> [EXERCISE BRIEF] The data below needs to be returned exactly, line for line.

> [RECORDS SUPPLIED]
#####

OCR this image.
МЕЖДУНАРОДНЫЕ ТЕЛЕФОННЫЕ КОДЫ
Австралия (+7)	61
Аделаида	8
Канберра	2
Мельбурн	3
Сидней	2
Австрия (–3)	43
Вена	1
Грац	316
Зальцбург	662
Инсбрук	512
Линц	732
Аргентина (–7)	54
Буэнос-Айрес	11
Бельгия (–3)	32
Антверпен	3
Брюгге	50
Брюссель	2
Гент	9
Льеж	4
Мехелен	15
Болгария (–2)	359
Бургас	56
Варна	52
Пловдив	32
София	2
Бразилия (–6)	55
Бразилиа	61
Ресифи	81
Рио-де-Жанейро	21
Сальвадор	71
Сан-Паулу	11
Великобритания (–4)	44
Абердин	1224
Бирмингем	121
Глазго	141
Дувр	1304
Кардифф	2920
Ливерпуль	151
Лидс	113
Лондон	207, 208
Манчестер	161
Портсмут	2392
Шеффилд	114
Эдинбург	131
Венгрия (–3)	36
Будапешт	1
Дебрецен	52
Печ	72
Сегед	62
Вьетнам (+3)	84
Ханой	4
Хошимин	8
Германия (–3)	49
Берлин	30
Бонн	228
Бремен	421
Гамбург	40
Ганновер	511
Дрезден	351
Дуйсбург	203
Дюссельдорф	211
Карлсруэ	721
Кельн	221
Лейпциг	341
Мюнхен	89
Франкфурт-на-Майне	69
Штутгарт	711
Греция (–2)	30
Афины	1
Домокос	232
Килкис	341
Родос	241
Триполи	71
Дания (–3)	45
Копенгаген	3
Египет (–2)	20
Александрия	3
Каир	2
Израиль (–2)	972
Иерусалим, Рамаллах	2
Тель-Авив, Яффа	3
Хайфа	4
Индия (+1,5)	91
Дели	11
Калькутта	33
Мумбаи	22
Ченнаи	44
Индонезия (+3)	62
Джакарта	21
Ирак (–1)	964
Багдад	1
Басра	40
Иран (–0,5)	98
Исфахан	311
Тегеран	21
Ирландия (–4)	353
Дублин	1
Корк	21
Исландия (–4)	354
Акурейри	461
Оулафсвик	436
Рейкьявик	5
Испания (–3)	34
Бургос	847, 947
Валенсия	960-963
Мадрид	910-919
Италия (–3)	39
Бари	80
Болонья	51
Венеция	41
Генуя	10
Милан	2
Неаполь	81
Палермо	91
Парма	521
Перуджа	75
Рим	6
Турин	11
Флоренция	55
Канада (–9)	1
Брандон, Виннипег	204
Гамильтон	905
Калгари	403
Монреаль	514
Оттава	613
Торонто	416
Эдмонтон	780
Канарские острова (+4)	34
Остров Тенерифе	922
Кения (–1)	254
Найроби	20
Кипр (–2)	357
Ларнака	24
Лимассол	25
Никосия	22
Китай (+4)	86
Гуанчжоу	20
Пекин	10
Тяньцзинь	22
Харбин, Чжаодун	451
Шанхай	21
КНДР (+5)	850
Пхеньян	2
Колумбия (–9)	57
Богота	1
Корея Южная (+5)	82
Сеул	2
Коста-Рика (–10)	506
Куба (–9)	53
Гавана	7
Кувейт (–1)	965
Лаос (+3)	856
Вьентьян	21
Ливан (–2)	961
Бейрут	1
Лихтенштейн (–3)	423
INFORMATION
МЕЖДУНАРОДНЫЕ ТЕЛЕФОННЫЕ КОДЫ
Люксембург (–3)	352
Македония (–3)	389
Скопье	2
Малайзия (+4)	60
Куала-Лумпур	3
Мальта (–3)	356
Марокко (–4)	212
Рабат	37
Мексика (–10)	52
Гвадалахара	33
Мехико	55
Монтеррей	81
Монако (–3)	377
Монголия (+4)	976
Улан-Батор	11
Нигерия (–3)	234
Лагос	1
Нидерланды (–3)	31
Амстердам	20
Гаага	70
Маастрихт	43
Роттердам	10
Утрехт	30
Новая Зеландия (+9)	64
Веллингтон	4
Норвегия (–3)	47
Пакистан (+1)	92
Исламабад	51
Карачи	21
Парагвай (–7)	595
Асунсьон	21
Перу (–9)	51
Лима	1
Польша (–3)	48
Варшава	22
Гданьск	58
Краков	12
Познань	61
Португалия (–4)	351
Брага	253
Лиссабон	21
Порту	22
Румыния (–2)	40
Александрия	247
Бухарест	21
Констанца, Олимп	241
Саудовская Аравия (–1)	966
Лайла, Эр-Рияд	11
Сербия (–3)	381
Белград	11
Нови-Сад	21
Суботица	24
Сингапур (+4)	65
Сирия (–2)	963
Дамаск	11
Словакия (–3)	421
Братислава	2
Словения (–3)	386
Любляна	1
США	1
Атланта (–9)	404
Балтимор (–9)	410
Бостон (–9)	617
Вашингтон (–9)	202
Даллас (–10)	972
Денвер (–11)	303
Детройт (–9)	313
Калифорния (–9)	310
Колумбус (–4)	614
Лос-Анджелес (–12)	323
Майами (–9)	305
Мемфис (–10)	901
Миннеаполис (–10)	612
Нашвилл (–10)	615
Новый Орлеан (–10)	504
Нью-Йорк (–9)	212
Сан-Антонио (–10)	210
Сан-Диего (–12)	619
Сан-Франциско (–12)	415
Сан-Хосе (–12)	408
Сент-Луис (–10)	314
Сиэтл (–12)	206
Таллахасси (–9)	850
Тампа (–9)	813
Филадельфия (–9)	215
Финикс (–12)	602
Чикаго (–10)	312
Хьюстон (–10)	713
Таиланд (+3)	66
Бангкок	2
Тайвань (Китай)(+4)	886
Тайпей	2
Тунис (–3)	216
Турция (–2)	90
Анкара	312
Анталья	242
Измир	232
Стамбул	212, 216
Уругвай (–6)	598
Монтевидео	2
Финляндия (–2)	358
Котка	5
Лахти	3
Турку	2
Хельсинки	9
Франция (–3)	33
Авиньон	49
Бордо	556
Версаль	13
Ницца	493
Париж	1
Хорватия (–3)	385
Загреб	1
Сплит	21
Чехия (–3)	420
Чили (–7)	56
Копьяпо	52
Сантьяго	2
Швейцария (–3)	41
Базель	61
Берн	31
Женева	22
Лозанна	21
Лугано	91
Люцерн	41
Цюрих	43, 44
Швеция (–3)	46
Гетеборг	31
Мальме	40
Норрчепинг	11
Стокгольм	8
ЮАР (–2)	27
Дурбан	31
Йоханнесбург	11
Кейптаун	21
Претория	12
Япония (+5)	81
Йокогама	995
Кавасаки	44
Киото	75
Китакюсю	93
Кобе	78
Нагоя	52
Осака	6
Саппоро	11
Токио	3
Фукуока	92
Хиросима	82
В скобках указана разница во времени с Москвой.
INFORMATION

#####

> [FINAL RESULT]
OCR this image.
МЕЖДУНАРОДНЫЕ ТЕЛЕФОННЫЕ КОДЫ
Австралия (+7)	61
Аделаида	8
Канберра	2
Мельбурн	3
Сидней	2
Австрия (–3)	43
Вена	1
Грац	316
Зальцбург	662
Инсбрук	512
Линц	732
Аргентина (–7)	54
Буэнос-Айрес	11
Бельгия (–3)	32
Антверпен	3
Брюгге	50
Брюссель	2
Гент	9
Льеж	4
Мехелен	15
Болгария (–2)	359
Бургас	56
Варна	52
Пловдив	32
София	2
Бразилия (–6)	55
Бразилиа	61
Ресифи	81
Рио-де-Жанейро	21
Сальвадор	71
Сан-Паулу	11
Великобритания (–4)	44
Абердин	1224
Бирмингем	121
Глазго	141
Дувр	1304
Кардифф	2920
Ливерпуль	151
Лидс	113
Лондон	207, 208
Манчестер	161
Портсмут	2392
Шеффилд	114
Эдинбург	131
Венгрия (–3)	36
Будапешт	1
Дебрецен	52
Печ	72
Сегед	62
Вьетнам (+3)	84
Ханой	4
Хошимин	8
Германия (–3)	49
Берлин	30
Бонн	228
Бремен	421
Гамбург	40
Ганновер	511
Дрезден	351
Дуйсбург	203
Дюссельдорф	211
Карлсруэ	721
Кельн	221
Лейпциг	341
Мюнхен	89
Франкфурт-на-Майне	69
Штутгарт	711
Греция (–2)	30
Афины	1
Домокос	232
Килкис	341
Родос	241
Триполи	71
Дания (–3)	45
Копенгаген	3
Египет (–2)	20
Александрия	3
Каир	2
Израиль (–2)	972
Иерусалим, Рамаллах	2
Тель-Авив, Яффа	3
Хайфа	4
Индия (+1,5)	91
Дели	11
Калькутта	33
Мумбаи	22
Ченнаи	44
Индонезия (+3)	62
Джакарта	21
Ирак (–1)	964
Багдад	1
Басра	40
Иран (–0,5)	98
Исфахан	311
Тегеран	21
Ирландия (–4)	353
Дублин	1
Корк	21
Исландия (–4)	354
Акурейри	461
Оулафсвик	436
Рейкьявик	5
Испания (–3)	34
Бургос	847, 947
Валенсия	960-963
Мадрид	910-919
Италия (–3)	39
Бари	80
Болонья	51
Венеция	41
Генуя	10
Милан	2
Неаполь	81
Палермо	91
Парма	521
Перуджа	75
Рим	6
Турин	11
Флоренция	55
Канада (–9)	1
Брандон, Виннипег	204
Гамильтон	905
Калгари	403
Монреаль	514
Оттава	613
Торонто	416
Эдмонтон	780
Канарские острова (+4)	34
Остров Тенерифе	922
Кения (–1)	254
Найроби	20
Кипр (–2)	357
Ларнака	24
Лимассол	25
Никосия	22
Китай (+4)	86
Гуанчжоу	20
Пекин	10
Тяньцзинь	22
Харбин, Чжаодун	451
Шанхай	21
КНДР (+5)	850
Пхеньян	2
Колумбия (–9)	57
Богота	1
Корея Южная (+5)	82
Сеул	2
Коста-Рика (–10)	506
Куба (–9)	53
Гавана	7
Кувейт (–1)	965
Лаос (+3)	856
Вьентьян	21
Ливан (–2)	961
Бейрут	1
Лихтенштейн (–3)	423
INFORMATION
МЕЖДУНАРОДНЫЕ ТЕЛЕФОННЫЕ КОДЫ
Люксембург (–3)	352
Македония (–3)	389
Скопье	2
Малайзия (+4)	60
Куала-Лумпур	3
Мальта (–3)	356
Марокко (–4)	212
Рабат	37
Мексика (–10)	52
Гвадалахара	33
Мехико	55
Монтеррей	81
Монако (–3)	377
Монголия (+4)	976
Улан-Батор	11
Нигерия (–3)	234
Лагос	1
Нидерланды (–3)	31
Амстердам	20
Гаага	70
Маастрихт	43
Роттердам	10
Утрехт	30
Новая Зеландия (+9)	64
Веллингтон	4
Норвегия (–3)	47
Пакистан (+1)	92
Исламабад	51
Карачи	21
Парагвай (–7)	595
Асунсьон	21
Перу (–9)	51
Лима	1
Польша (–3)	48
Варшава	22
Гданьск	58
Краков	12
Познань	61
Португалия (–4)	351
Брага	253
Лиссабон	21
Порту	22
Румыния (–2)	40
Александрия	247
Бухарест	21
Констанца, Олимп	241
Саудовская Аравия (–1)	966
Лайла, Эр-Рияд	11
Сербия (–3)	381
Белград	11
Нови-Сад	21
Суботица	24
Сингапур (+4)	65
Сирия (–2)	963
Дамаск	11
Словакия (–3)	421
Братислава	2
Словения (–3)	386
Любляна	1
США	1
Атланта (–9)	404
Балтимор (–9)	410
Бостон (–9)	617
Вашингтон (–9)	202
Даллас (–10)	972
Денвер (–11)	303
Детройт (–9)	313
Калифорния (–9)	310
Колумбус (–4)	614
Лос-Анджелес (–12)	323
Майами (–9)	305
Мемфис (–10)	901
Миннеаполис (–10)	612
Нашвилл (–10)	615
Новый Орлеан (–10)	504
Нью-Йорк (–9)	212
Сан-Антонио (–10)	210
Сан-Диего (–12)	619
Сан-Франциско (–12)	415
Сан-Хосе (–12)	408
Сент-Луис (–10)	314
Сиэтл (–12)	206
Таллахасси (–9)	850
Тампа (–9)	813
Филадельфия (–9)	215
Финикс (–12)	602
Чикаго (–10)	312
Хьюстон (–10)	713
Таиланд (+3)	66
Бангкок	2
Тайвань (Китай)(+4)	886
Тайпей	2
Тунис (–3)	216
Турция (–2)	90
Анкара	312
Анталья	242
Измир	232
Стамбул	212, 216
Уругвай (–6)	598
Монтевидео	2
Финляндия (–2)	358
Котка	5
Лахти	3
Турку	2
Хельсинки	9
Франция (–3)	33
Авиньон	49
Бордо	556
Версаль	13
Ницца	493
Париж	1
Хорватия (–3)	385
Загреб	1
Сплит	21
Чехия (–3)	420
Чили (–7)	56
Копьяпо	52
Сантьяго	2
Швейцария (–3)	41
Базель	61
Берн	31
Женева	22
Лозанна	21
Лугано	91
Люцерн	41
Цюрих	43, 44
Швеция (–3)	46
Гетеборг	31
Мальме	40
Норрчепинг	11
Стокгольм	8
ЮАР (–2)	27
Дурбан	31
Йоханнесбург	11
Кейптаун	21
Претория	12
Япония (+5)	81
Йокогама	995
Кавасаки	44
Киото	75
Китакюсю	93
Кобе	78
Нагоя	52
Осака	6
Саппоро	11
Токио	3
Фукуока	92
Хиросима	82
В скобках указана разница во времени с Москвой.
INFORMATION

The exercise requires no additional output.